Please copy the listing below without changes, starting at the line that contains "genkan-label: 玄関: [325, 263, 345, 276]" and ending at the line that contains "ps-label: PS: [235, 504, 242, 510]", both included.
□ □ □
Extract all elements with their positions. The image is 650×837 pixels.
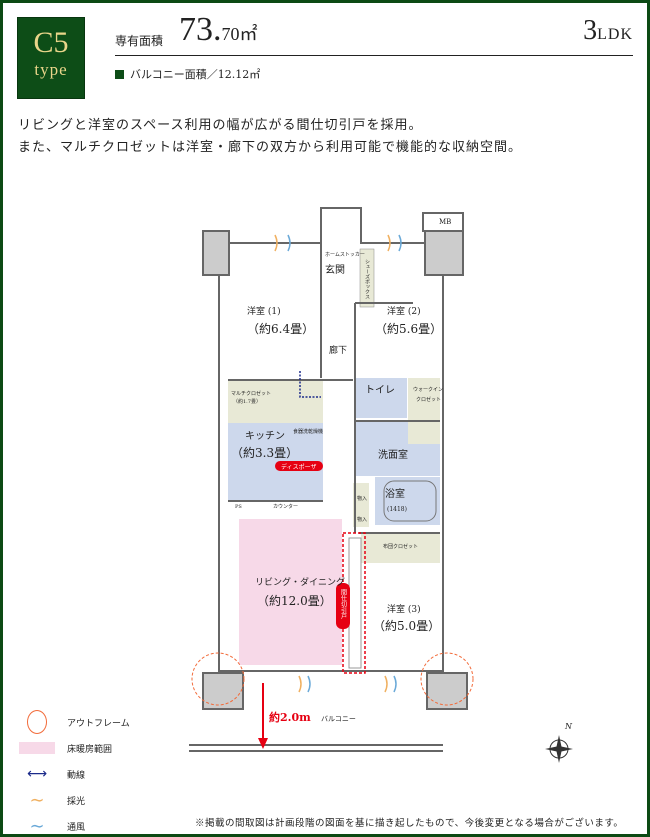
genkan-label: 玄関: [325, 263, 345, 276]
dishwasher-label: 食器洗乾燥機: [293, 428, 323, 435]
legend-label: 床暖房範囲: [67, 744, 113, 755]
room2-label: 洋室 (2): [387, 305, 421, 317]
bath-size: (1418): [387, 506, 407, 513]
walkin-closet: [408, 378, 440, 444]
ventilation-wave-icon: ∼: [29, 815, 45, 837]
compass-icon: [545, 735, 573, 763]
arrow-head-icon: [258, 738, 268, 749]
ps-label: PS: [235, 504, 242, 510]
bath-label: 浴室: [385, 487, 405, 500]
legend-item: ∼ 通風: [17, 813, 130, 837]
layout-num: 3: [583, 15, 598, 46]
outframe-circle-icon: [27, 710, 47, 734]
walkin-label-2: クロゼット: [416, 396, 441, 403]
legend-item: 床暖房範囲: [17, 735, 130, 761]
legend-item: ∼ 採光: [17, 787, 130, 813]
counter-label: カウンター: [273, 503, 298, 510]
hallway-label: 廊下: [329, 344, 347, 356]
room1-label: 洋室 (1): [247, 305, 281, 317]
toilet-floor: [355, 378, 407, 418]
area-dec: 70㎡: [221, 24, 258, 44]
north-label: N: [564, 722, 573, 731]
area-value: 73.70㎡: [179, 11, 258, 49]
legend-item: ⟷ 動線: [17, 761, 130, 787]
plan-type: type: [34, 60, 68, 79]
legend-label: 通風: [67, 822, 86, 833]
description-line: リビングと洋室のスペース利用の幅が広がる間仕切引戸を採用。: [18, 118, 423, 133]
flow-arrow-icon: ⟷: [26, 766, 48, 782]
kitchen-counter: [228, 471, 323, 501]
sliding-door-badge: [336, 583, 350, 629]
flow-line: [299, 371, 321, 398]
room3-size: （約5.0畳）: [373, 618, 440, 633]
light-wind-marks: [274, 234, 402, 693]
multi-closet: [228, 380, 323, 423]
depth-label: 約2.0m: [269, 710, 311, 724]
legend: アウトフレーム 床暖房範囲 ⟷ 動線 ∼ 採光 ∼ 通風: [17, 709, 130, 837]
futon-closet: [361, 533, 440, 563]
multi-closet-label: マルチクロゼット: [231, 390, 271, 397]
shoe-box-label: シューズボックス: [364, 259, 370, 299]
kitchen-label: キッチン: [245, 430, 285, 442]
washroom-label: 洗面室: [378, 448, 408, 461]
toilet-label: トイレ: [365, 385, 395, 396]
futon-closet-label: 布団クロゼット: [383, 543, 418, 550]
legend-label: 動線: [67, 770, 86, 781]
balcony-area-text: バルコニー面積／12.12㎡: [130, 68, 261, 81]
daylight-wave-icon: ∼: [29, 789, 45, 811]
square-icon: [115, 70, 124, 79]
sliding-door-label: 間仕切引戸: [340, 589, 347, 620]
legend-label: 採光: [67, 796, 86, 807]
disclaimer-note: ※掲載の間取図は計画段階の図面を基に描き起したもので、今後変更となる場合がござい…: [195, 818, 624, 829]
plan-code: C5: [33, 26, 69, 59]
disposer-badge: [275, 461, 323, 471]
outframe-marker: [420, 652, 474, 706]
room3-label: 洋室 (3): [387, 603, 421, 615]
layout-suffix: LDK: [597, 26, 633, 43]
disposer-label: ディスポーザ: [281, 463, 316, 471]
home-stocker-label: ホームストッカー: [325, 252, 365, 258]
balcony-label: バルコニー: [321, 715, 356, 723]
description-line: また、マルチクロゼットは洋室・廊下の双方から利用可能で機能的な収納空間。: [18, 140, 523, 155]
divider: [115, 55, 633, 56]
mb-label: MB: [439, 218, 451, 226]
room2-size: （約5.6畳）: [375, 321, 442, 336]
floor-plan: MB ホームストッカー 玄関 シューズボックス 洋室 (1) （約6.4畳） 洋…: [189, 207, 573, 763]
description: リビングと洋室のスペース利用の幅が広がる間仕切引戸を採用。 また、マルチクロゼッ…: [18, 115, 522, 159]
walkin-label: ウォークイン: [413, 386, 443, 393]
area-label: 専有面積: [115, 34, 164, 48]
ld-size: （約12.0畳）: [257, 593, 332, 608]
legend-label: アウトフレーム: [67, 718, 130, 729]
kitchen-size: （約3.3畳）: [231, 445, 298, 460]
walls: [189, 207, 468, 752]
layout-type: 3LDK: [583, 15, 633, 47]
area-int: 73.: [179, 11, 222, 48]
balcony-area: バルコニー面積／12.12㎡: [115, 66, 260, 82]
plan-badge: C5 type: [17, 17, 85, 99]
outframe-marker: [191, 652, 245, 706]
multi-closet-size: （約1.7畳）: [233, 398, 261, 405]
storage-label: 物入: [357, 495, 367, 502]
floor-heating-area: [239, 519, 342, 665]
room1-size: （約6.4畳）: [247, 321, 314, 336]
bath-floor: [375, 477, 440, 525]
storage: [353, 483, 369, 527]
legend-item: アウトフレーム: [17, 709, 130, 735]
floor-heating-swatch-icon: [19, 742, 55, 754]
storage-label: 物入: [357, 516, 367, 523]
shoe-box: [359, 248, 375, 308]
ld-label: リビング・ダイニング: [255, 576, 345, 588]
□ □ □
§ **EXERCISE OUTPUT**:
genkan-label: 玄関: [325, 263, 345, 276]
dishwasher-label: 食器洗乾燥機: [293, 428, 323, 435]
legend-label: 床暖房範囲: [67, 744, 113, 755]
room2-label: 洋室 (2): [387, 305, 421, 317]
bath-size: (1418): [387, 506, 407, 513]
walkin-closet: [408, 378, 440, 444]
ventilation-wave-icon: ∼: [29, 815, 45, 837]
compass-icon: [545, 735, 573, 763]
arrow-head-icon: [258, 738, 268, 749]
ps-label: PS: [235, 504, 242, 510]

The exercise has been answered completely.